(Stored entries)
━━━━━━━━━━━━━━━━━━━━

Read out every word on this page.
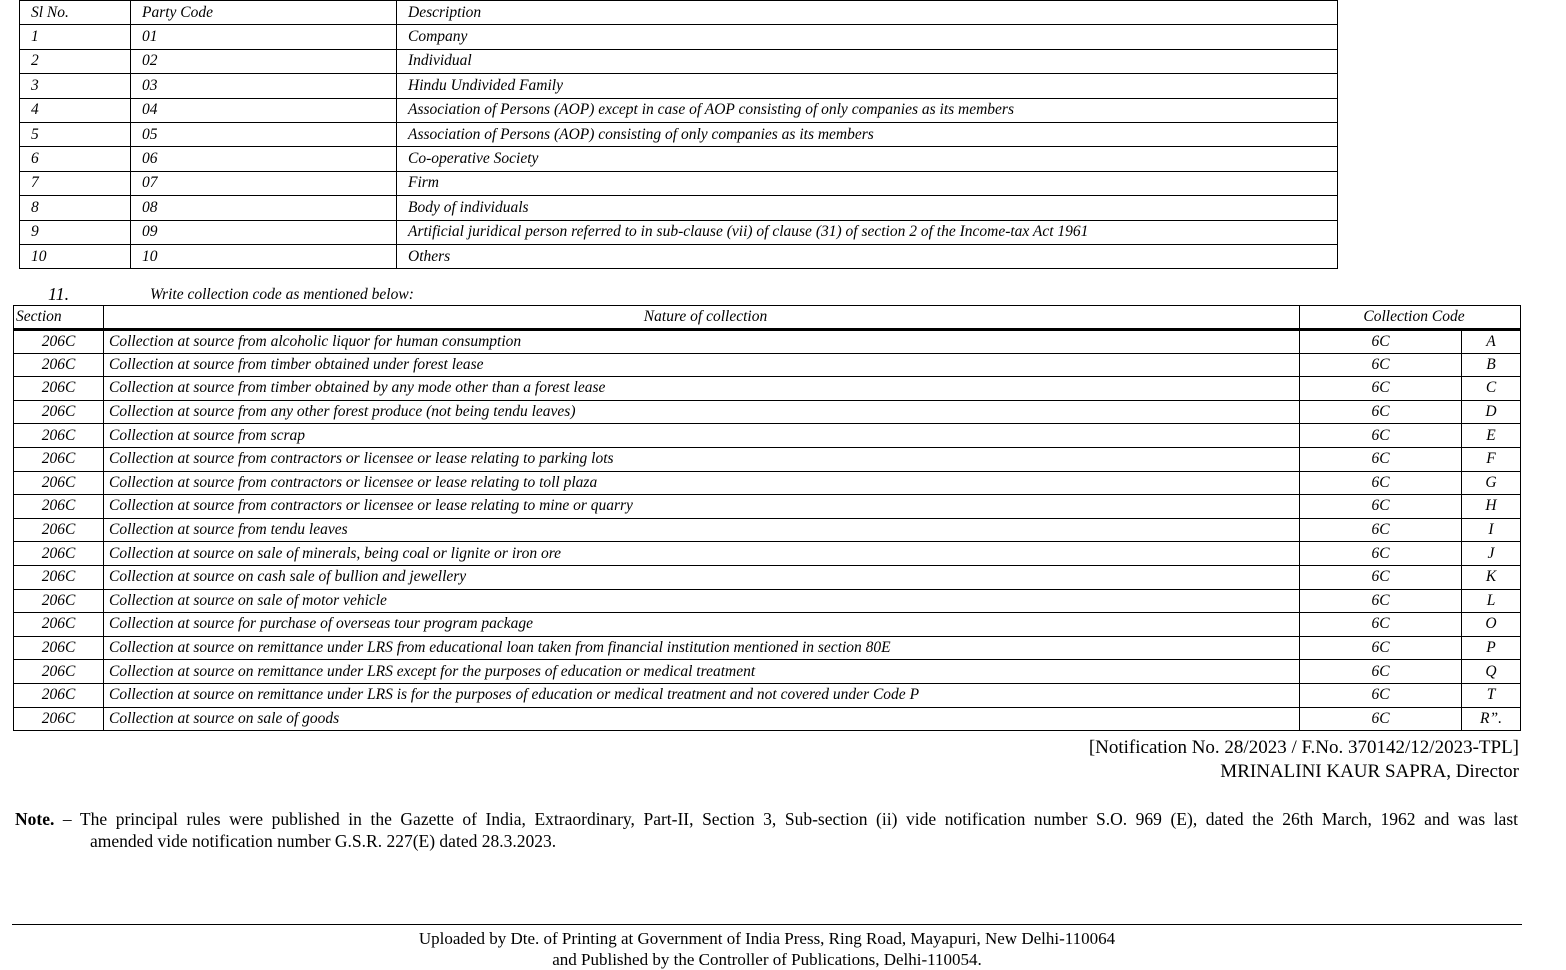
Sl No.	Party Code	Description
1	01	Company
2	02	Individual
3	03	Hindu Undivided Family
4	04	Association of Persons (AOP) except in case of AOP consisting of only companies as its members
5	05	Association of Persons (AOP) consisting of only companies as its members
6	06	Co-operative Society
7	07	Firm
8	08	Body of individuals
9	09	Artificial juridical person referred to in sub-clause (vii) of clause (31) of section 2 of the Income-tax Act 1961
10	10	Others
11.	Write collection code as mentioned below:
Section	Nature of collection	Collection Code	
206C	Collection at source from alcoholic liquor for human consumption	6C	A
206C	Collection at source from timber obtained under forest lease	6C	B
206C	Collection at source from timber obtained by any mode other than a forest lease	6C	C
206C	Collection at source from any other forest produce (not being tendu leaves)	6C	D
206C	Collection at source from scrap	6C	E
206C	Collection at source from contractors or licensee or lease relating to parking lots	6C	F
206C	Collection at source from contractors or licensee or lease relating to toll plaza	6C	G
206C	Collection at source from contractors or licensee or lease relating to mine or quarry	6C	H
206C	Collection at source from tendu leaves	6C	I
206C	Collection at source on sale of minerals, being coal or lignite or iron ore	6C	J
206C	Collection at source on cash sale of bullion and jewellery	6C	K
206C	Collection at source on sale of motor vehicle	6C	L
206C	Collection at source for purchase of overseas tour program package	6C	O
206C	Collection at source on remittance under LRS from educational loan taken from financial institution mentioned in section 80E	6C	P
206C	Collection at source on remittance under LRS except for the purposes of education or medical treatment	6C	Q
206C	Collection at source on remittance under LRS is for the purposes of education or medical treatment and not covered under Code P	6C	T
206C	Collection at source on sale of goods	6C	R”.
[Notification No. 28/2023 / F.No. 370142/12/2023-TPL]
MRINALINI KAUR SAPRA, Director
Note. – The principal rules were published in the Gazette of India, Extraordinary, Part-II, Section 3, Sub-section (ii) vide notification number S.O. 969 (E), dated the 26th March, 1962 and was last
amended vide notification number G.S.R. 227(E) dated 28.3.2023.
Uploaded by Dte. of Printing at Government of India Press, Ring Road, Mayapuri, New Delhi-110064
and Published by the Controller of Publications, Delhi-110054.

━━━━━━━━━━━━━━━━━━━━

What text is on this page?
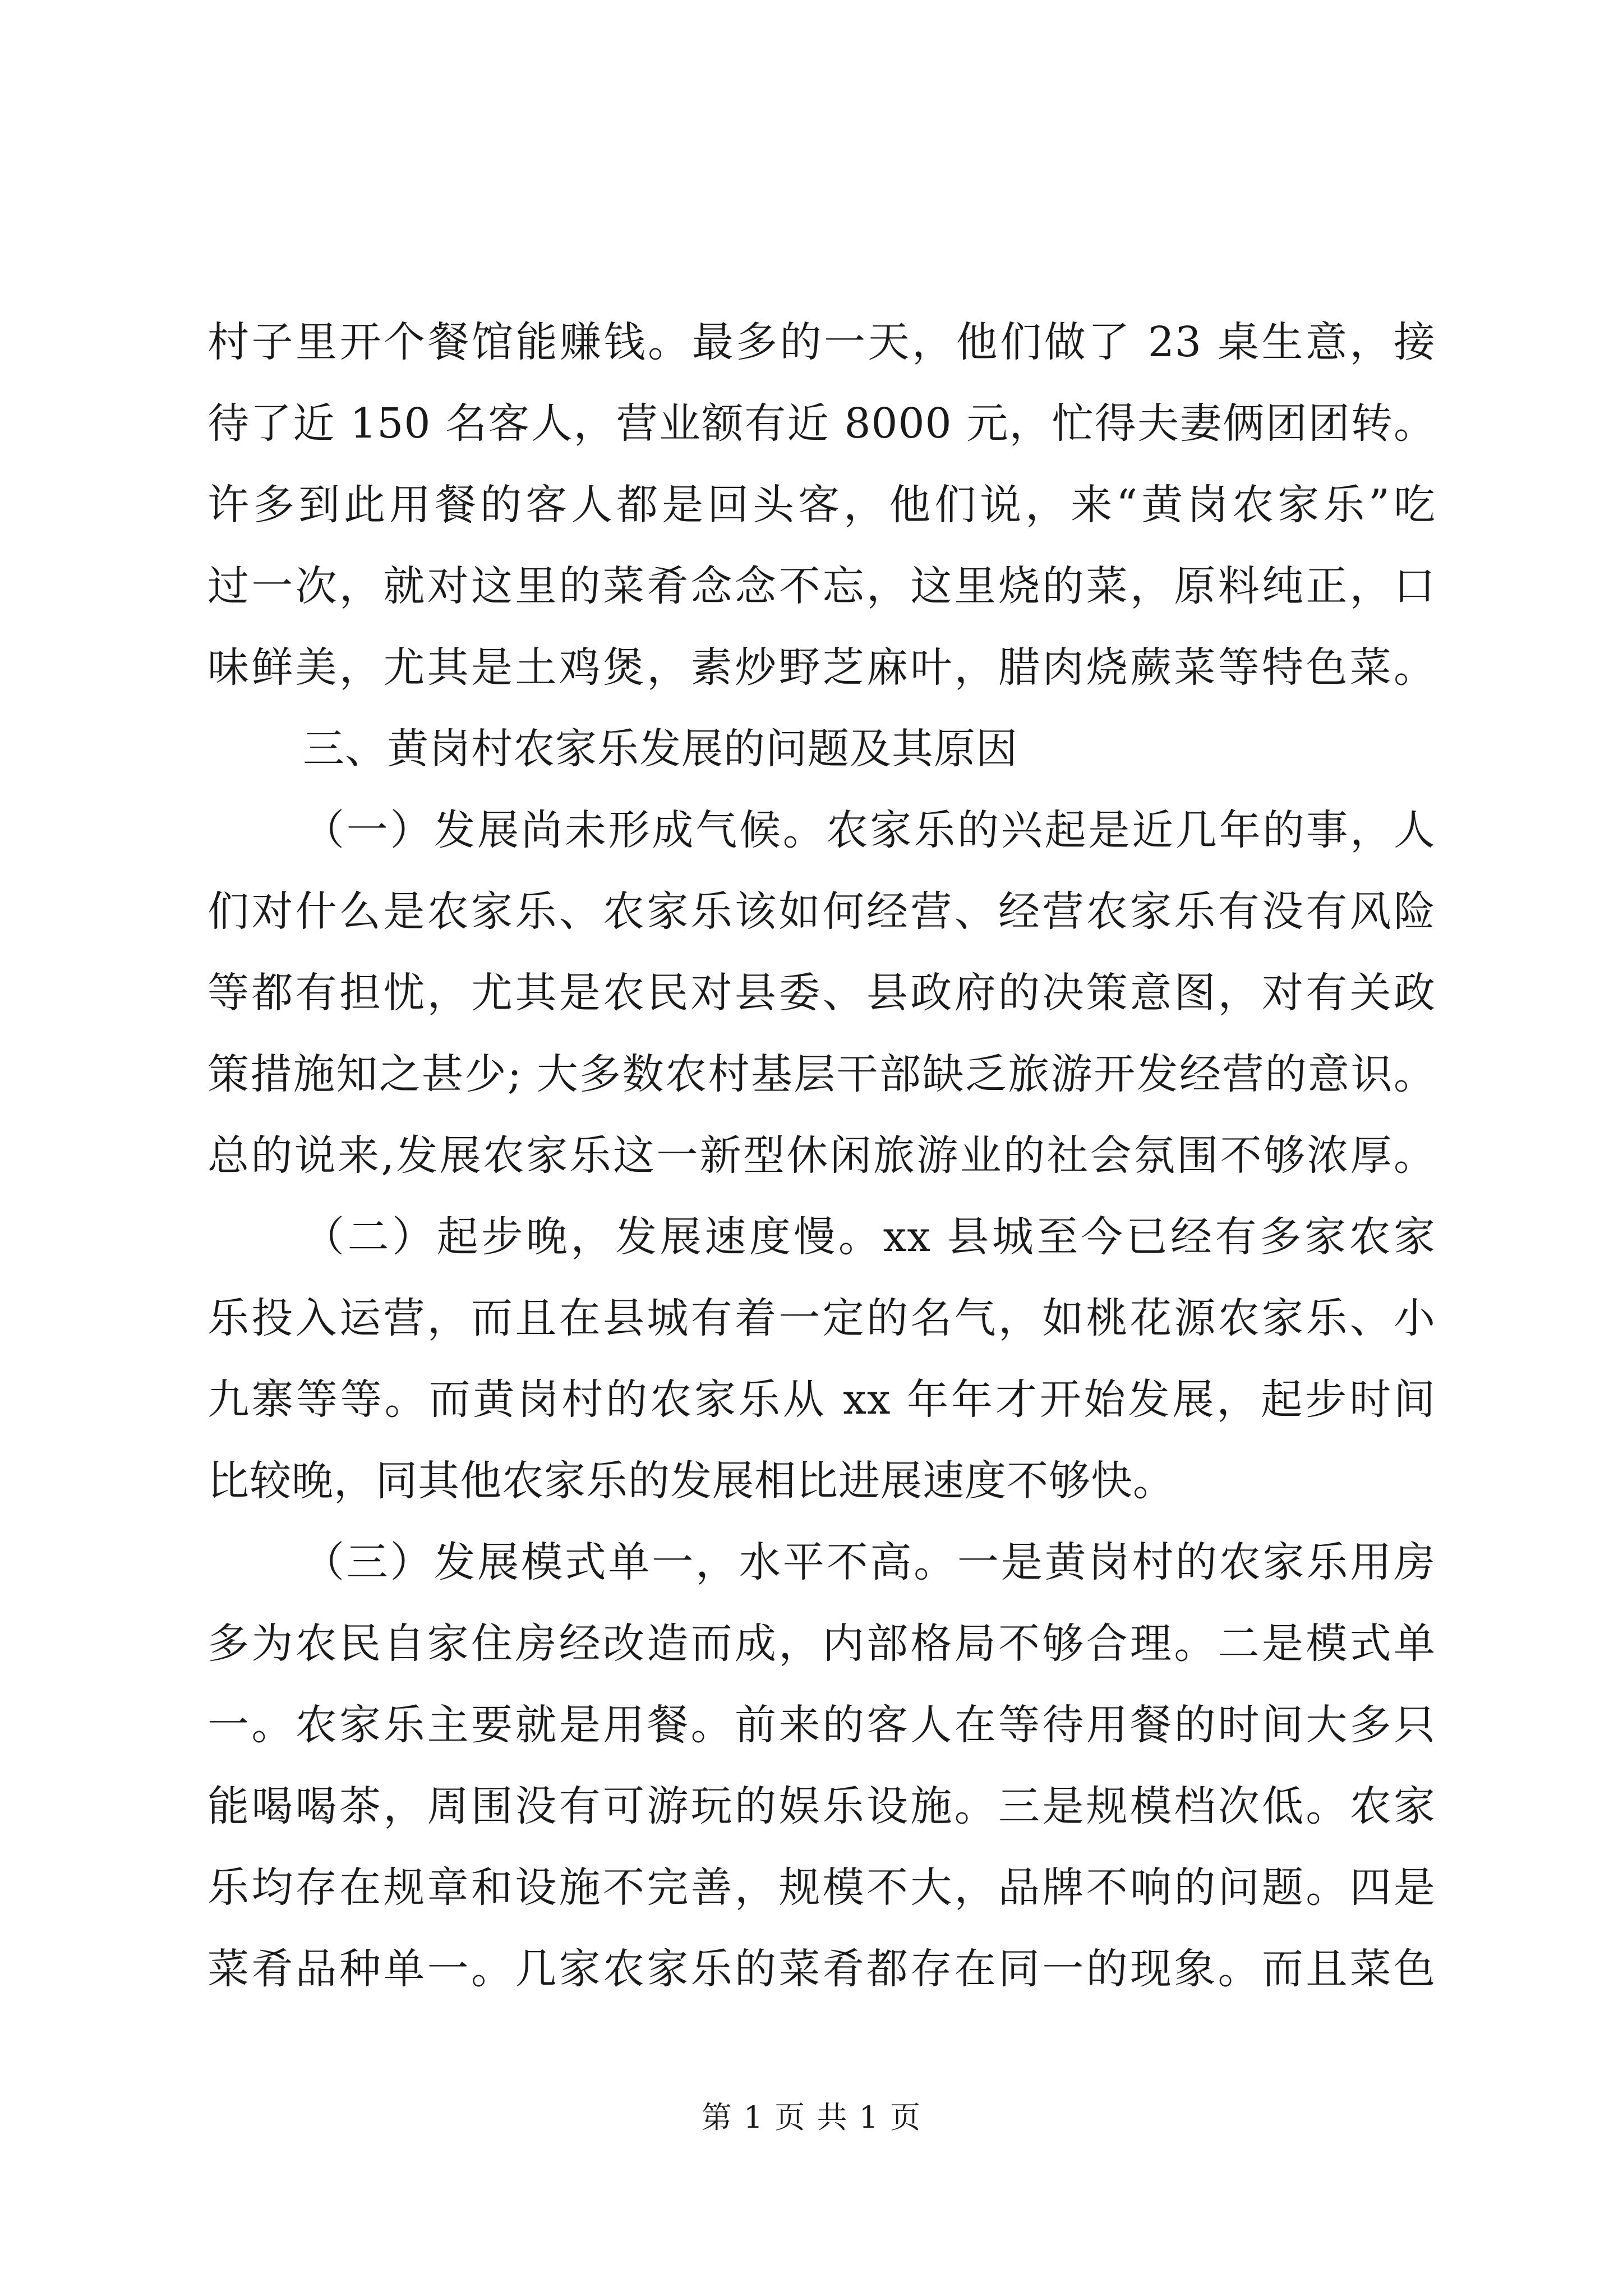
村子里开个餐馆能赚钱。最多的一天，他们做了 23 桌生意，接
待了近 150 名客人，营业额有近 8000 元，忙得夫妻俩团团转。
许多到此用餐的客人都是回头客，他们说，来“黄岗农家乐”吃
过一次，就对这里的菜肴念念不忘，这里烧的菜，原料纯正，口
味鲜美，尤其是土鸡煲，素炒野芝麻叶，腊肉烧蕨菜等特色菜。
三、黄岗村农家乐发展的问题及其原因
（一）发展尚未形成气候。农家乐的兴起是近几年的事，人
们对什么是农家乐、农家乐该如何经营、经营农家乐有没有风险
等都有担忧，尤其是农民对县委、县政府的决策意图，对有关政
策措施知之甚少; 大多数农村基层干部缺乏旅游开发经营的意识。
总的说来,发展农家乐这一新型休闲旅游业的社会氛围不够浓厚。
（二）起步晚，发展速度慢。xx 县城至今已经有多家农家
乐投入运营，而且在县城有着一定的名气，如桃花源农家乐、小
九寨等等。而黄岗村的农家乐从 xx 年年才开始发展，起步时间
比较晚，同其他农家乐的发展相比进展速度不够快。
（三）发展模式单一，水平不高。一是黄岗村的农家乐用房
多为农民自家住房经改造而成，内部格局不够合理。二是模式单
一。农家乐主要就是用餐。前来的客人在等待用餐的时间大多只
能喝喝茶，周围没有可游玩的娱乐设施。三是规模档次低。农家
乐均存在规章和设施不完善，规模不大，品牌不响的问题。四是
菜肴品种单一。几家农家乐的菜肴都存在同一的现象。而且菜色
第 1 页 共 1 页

━━━━━━━━━━━━━━━━━━━━

Of the lines in the records, how many contain the word "treatment"? Answer with the number and nothing else.

▶ [CORRECT RESULT]:
2